For each line below that includes the word "color", make a copy.

Entries:

>>

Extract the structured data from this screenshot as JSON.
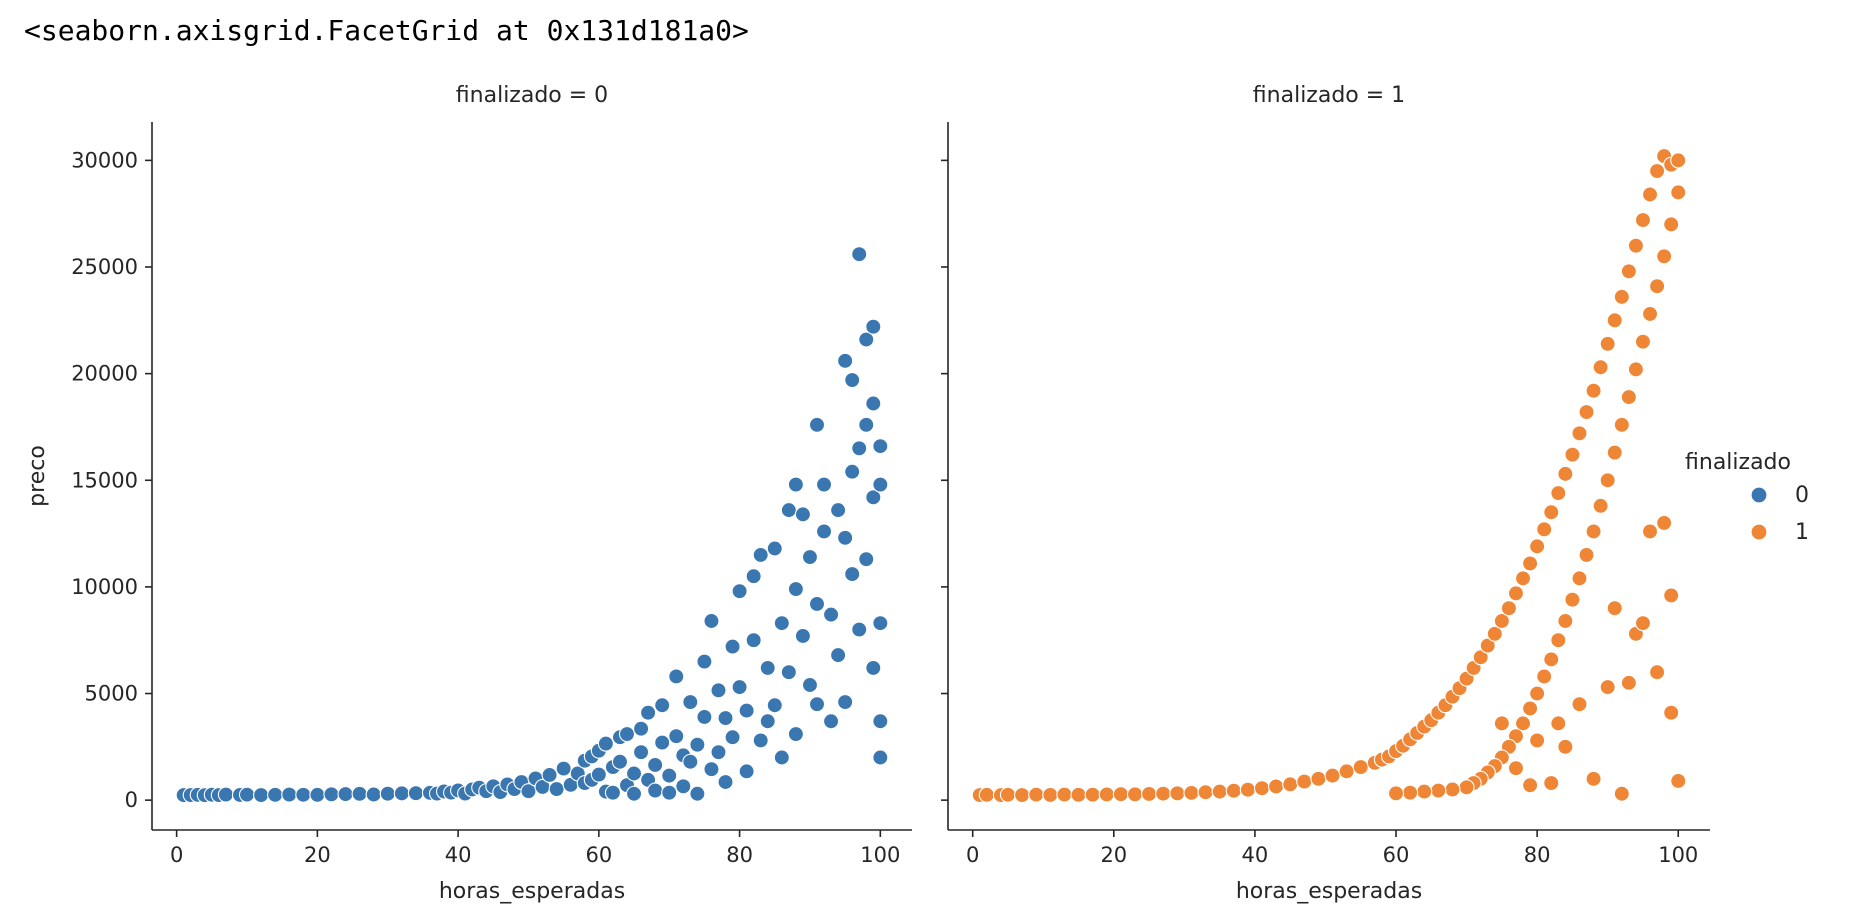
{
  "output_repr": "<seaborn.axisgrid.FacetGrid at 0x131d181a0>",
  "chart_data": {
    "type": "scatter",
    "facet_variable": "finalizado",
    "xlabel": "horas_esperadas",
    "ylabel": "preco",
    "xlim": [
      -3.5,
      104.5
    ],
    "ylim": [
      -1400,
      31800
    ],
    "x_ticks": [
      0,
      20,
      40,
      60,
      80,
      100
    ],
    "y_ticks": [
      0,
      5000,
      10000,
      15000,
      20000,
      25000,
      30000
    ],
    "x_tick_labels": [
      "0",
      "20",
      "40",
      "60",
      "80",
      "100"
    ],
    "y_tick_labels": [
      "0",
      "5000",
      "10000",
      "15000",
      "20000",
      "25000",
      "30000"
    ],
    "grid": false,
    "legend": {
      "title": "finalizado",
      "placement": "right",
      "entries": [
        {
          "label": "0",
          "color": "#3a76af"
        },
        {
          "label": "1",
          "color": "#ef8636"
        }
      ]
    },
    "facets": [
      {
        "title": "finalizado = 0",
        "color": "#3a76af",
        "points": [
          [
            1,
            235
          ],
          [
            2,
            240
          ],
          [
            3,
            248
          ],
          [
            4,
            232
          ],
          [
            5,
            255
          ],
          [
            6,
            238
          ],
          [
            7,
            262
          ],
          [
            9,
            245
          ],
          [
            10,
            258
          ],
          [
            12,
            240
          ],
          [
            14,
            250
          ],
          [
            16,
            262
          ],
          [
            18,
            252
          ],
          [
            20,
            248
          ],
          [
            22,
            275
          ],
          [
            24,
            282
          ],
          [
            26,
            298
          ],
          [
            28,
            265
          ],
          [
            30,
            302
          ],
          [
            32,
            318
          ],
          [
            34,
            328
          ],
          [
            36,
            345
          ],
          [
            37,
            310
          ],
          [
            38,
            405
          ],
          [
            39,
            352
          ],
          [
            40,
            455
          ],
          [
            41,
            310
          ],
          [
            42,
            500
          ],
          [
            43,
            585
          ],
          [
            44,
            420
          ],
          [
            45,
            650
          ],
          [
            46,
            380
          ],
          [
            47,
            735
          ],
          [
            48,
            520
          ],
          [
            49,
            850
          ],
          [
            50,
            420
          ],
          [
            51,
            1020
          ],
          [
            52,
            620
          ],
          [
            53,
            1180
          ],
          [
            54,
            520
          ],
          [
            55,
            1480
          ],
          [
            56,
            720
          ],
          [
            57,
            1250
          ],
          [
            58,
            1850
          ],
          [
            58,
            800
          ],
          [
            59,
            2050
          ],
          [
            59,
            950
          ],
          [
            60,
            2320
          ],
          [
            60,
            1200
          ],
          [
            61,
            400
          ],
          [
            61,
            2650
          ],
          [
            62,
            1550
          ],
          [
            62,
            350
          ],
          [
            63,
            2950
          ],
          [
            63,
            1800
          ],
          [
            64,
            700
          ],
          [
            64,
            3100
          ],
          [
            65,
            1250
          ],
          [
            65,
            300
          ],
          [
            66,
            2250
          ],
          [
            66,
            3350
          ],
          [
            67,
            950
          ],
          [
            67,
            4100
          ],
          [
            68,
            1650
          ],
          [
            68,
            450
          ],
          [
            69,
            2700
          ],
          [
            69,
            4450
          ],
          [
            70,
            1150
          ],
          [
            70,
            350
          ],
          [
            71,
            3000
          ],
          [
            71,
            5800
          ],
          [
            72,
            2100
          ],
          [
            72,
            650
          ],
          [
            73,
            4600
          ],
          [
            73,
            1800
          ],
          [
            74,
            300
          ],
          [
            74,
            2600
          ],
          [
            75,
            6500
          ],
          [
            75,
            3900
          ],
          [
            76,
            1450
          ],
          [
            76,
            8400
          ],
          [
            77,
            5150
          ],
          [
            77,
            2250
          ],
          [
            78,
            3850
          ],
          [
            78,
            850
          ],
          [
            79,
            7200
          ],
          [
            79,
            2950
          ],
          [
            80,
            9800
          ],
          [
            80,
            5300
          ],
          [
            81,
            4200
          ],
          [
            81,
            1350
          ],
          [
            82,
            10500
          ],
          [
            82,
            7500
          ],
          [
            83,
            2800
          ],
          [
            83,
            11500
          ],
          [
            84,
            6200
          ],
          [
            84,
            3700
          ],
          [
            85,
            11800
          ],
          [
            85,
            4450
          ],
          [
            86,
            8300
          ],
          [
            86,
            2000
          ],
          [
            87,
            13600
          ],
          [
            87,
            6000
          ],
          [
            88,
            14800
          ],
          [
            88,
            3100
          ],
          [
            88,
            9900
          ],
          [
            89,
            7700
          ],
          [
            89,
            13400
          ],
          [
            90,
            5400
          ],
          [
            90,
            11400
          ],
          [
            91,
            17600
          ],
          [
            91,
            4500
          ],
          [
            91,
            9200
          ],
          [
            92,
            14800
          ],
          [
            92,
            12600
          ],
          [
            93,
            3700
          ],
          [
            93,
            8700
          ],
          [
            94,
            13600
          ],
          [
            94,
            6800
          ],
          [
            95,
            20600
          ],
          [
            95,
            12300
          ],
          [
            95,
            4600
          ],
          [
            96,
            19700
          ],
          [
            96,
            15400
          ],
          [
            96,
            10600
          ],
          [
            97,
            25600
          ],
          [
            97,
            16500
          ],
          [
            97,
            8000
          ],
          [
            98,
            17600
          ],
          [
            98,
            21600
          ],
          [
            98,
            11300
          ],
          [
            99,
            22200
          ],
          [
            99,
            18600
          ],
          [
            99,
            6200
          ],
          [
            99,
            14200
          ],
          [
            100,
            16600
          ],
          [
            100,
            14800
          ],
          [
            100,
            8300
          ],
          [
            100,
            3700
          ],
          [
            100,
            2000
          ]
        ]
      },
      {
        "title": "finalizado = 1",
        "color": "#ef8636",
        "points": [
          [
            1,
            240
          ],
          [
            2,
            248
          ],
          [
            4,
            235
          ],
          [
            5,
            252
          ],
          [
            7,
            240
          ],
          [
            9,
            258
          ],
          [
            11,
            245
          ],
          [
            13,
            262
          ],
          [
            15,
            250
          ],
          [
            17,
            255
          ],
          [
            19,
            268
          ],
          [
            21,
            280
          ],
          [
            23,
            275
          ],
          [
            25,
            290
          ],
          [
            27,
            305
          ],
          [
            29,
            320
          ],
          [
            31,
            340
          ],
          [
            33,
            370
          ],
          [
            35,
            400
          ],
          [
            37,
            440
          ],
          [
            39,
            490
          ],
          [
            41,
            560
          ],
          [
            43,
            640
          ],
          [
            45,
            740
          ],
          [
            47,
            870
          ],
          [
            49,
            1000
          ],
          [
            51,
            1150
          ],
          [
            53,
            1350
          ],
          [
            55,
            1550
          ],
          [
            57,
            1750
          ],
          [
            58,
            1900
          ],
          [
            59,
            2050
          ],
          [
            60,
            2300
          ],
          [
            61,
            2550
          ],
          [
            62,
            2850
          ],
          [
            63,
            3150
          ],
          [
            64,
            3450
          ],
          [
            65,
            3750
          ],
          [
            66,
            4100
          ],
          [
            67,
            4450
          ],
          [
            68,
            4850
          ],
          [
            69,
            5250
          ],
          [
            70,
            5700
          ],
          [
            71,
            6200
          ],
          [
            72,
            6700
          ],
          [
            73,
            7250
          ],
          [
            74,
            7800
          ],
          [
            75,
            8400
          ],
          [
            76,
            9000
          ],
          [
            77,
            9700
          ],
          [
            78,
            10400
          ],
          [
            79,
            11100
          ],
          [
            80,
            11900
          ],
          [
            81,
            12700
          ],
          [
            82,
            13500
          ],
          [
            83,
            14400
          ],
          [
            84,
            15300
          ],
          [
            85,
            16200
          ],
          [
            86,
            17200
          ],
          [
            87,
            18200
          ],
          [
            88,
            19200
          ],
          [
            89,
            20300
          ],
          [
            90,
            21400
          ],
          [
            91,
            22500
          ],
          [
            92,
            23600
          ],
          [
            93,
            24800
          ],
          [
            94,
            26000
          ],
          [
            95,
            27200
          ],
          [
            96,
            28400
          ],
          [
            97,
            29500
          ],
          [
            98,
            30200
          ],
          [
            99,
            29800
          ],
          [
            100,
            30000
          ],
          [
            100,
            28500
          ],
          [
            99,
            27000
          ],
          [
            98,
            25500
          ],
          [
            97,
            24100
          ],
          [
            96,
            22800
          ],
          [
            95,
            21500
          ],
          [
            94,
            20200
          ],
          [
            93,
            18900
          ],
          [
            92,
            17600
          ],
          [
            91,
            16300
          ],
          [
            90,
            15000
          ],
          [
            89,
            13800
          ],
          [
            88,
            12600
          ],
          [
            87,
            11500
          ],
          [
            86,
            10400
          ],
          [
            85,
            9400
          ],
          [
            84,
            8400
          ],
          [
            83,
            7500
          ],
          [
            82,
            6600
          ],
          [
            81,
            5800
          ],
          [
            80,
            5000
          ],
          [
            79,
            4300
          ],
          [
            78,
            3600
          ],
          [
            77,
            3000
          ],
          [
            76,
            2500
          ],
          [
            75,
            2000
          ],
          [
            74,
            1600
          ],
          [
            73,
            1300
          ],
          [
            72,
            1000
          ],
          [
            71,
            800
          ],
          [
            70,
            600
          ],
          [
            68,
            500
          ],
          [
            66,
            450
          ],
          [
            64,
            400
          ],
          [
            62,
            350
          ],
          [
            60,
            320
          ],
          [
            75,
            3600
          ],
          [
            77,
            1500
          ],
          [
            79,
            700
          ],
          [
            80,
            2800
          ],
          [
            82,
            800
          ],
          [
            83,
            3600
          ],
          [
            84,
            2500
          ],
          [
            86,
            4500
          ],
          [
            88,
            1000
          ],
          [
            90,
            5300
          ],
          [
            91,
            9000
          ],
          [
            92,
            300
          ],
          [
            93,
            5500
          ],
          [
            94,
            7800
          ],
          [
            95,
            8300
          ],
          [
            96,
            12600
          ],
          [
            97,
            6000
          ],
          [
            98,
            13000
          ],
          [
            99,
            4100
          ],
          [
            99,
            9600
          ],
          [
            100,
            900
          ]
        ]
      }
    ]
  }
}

<<

Answer to the problem:
          "color": "#3a76af"
          "color": "#ef8636"
        "color": "#3a76af",
        "color": "#ef8636",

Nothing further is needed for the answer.